** START OF Source **

Asynchronous APIs SHOULD use the API First principle :

  • The API designs SHOULD involve all relevant stakeholders (developers, consumers, ...) to ensure that final design fulfil requirements from different perspectives
  • The resulting API specification will be the source of truth rather than the API implementation

Immutability

After agreement with the stakeholders the contract MUST be published in order to do it immutable. Changes to the API related to the data model, MUST be published in a schema registry.

Schema registry acts as a central location for storing and accessing the schemas of all published APIs.

Common data types

The API types MUST adhere to the formats defined below:

Data type Standard Example
 Date and Time ISO 8601 2017-06-21T14:07:17Z (Always use UTC)
Date  ISO 8601 2017-06-21
 Duration ISO 8601 P3Y6M4DT12H30M5S
Time interval ISO 8601 2007-03-01T13:00:00Z/2008-05-11T15:30:00Z
Timestamps ISO 8601 2017-01-01T12:00:00Z
Language Codes  ISO 639 en <-> English
 Country Code ISO 3166-1 alpha-2  DE <-> Germany 
Currency ISO 4217   EUR <-> Euro

Automatic schema registration

Applications MUST NOT enable automatic registration of schemas because FDP's operational model for the Schema Registry relies on GitOps (every operation is done through GIT PRs + automated pipelines)

Schemas and data evolution

All asynchronous APIs SHOULD leverage Schema Registry to ensure consistency across consumers/producers with regards to message structure and ensuring compatibility across different versions.

The default compatibility mode in Schema Registry is FULL_TRANSITIVE. This is the more restrictive compatibility mode, but others are also available. More on this on the subsection below.

Compatibility modes

Once a given schema is defined, it is unavoidable that the schema evolves with time. Everytime this happens, downstream consumers need to be able to handle data with both old and new schemas seamlessly.

Each new schema version is validated according to the configuration before being created as a new version. Namely, it is checked against the configured compatibility types (see below).

Important The mere fact of enabling Schema Registry is not enough to ensure that there are no compatibility issues in a given integration. The right compatibility mode needs also to be selected and enforced.

As a summary, the available compatibility types are listed below:

Mode Description
BACKWARD new schema versions are backward compatible with older versions
BACKWARD_TRANSITIVE backward compatibility across all schema versions, not just the latest one.
FORWARD new schema versions are compatible with older consumer versions
FORWARD_TRANSITIVE forward compatibility across all schema versions.

** END OF Source **
** START OF Given material **

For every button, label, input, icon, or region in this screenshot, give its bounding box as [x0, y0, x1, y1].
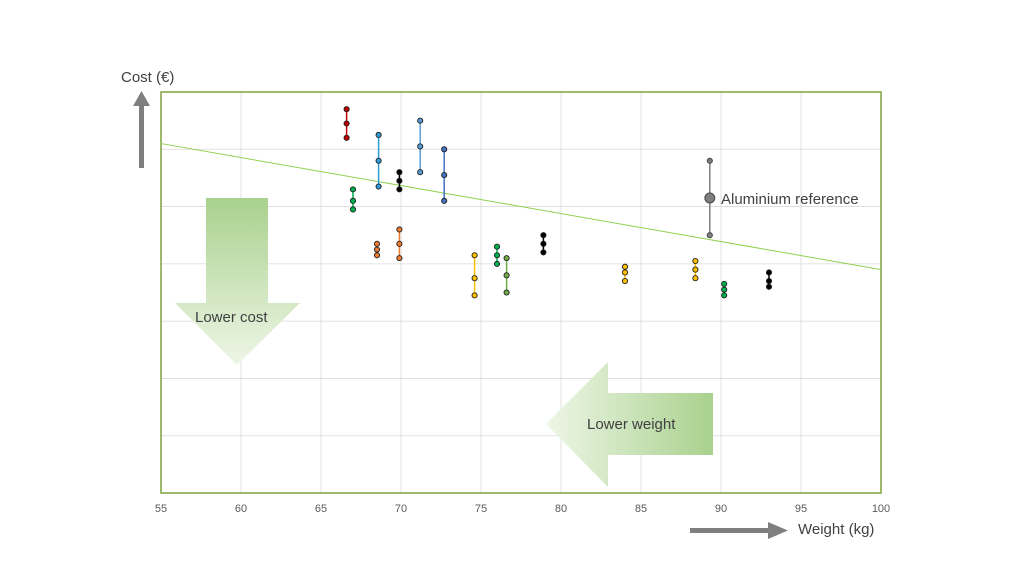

** END OF Given material **

◆ **Required task 1**: Shorten the paragraph of the asynchronous API guidelines that begins "After agreement with the stakeholders" into one sentence, keeping its main facts.
◆ **Required task 2**: Write what comes next in the asynchronous API guidelines, starting after their last line.

◆ **Result 1**: Once the stakeholders agree, the contract must be published so that it becomes immutable, and any API changes to the data model must be published in a schema registry.

◆ **Result 2**:
FULL both backward and forward compatibility with the latest schema version
FULL_TRANSITIVE both backward and forward compatibility with all schema versions
NONE schema compatibility checks are disabled

(info) To help visualizing these concepts, consider the flow of compatibility from the perspective of the consumer

Backward compatibility

There are two variants here:

  • BACKWARD - Consumers using a new version (X) of a schema can read data produced by the previous version (X - 1)
  • BACKWARD_TRANSITIVE - Consumers using a new version (X) of a schema can read data produced by any previous version (X - 1, X - 2, ....)

The operations that preserve backward compatibility are:

  • Delete fields
    • Consumers with the newer version will just ignore the non-existing fields
  • Add optional fields (with default values)
    • Consumers will set the default value for the missing fields in their schema version

sr_backward

Forward compatibility

Also two variants here:

  • FORWARD - Consumers with previous version of the schema (X - 1) can read data produced by Producers with a new schema version (X)
  • FORWARD_TRANSITIVE - Consumers with any previous version of the schema (X - 1, X - 2, ...) can read data produced by Producers with a new schema version (X)

The operations that preserve forward compatibility are:

  • Adding a new field
    • Consumers will ignore the fields that are not defined in their schema version
  • Delete optional fields (with default values)
    • Consumers will use the default value for the missing fields defined in their schema version

sr_forward

Full compatibility

This is a combination of both compatibility types (backward and forward). It also has 2 variants:

  • FULL - Backward and forward compatible between schemas X and X - 1.
  • FULL_TRANSITIVE - Backward and forward compatible between schemas X and all previous ones (X - 1, X - 2, ...)

Important FULL_TRANSITIVE is the default compatibility mode in FDP, it is set at cluster level and all new schemas will inherit it

This mode is preserved only if using the following operations

  • Adding optional fields (with default values)
  • Delete optional fields (with default values)

Upgrading process of clients based on compatibility

Depending on the compatibility mode, the process of upgrading producers/consumers will be different based on the compatibility mode enabled.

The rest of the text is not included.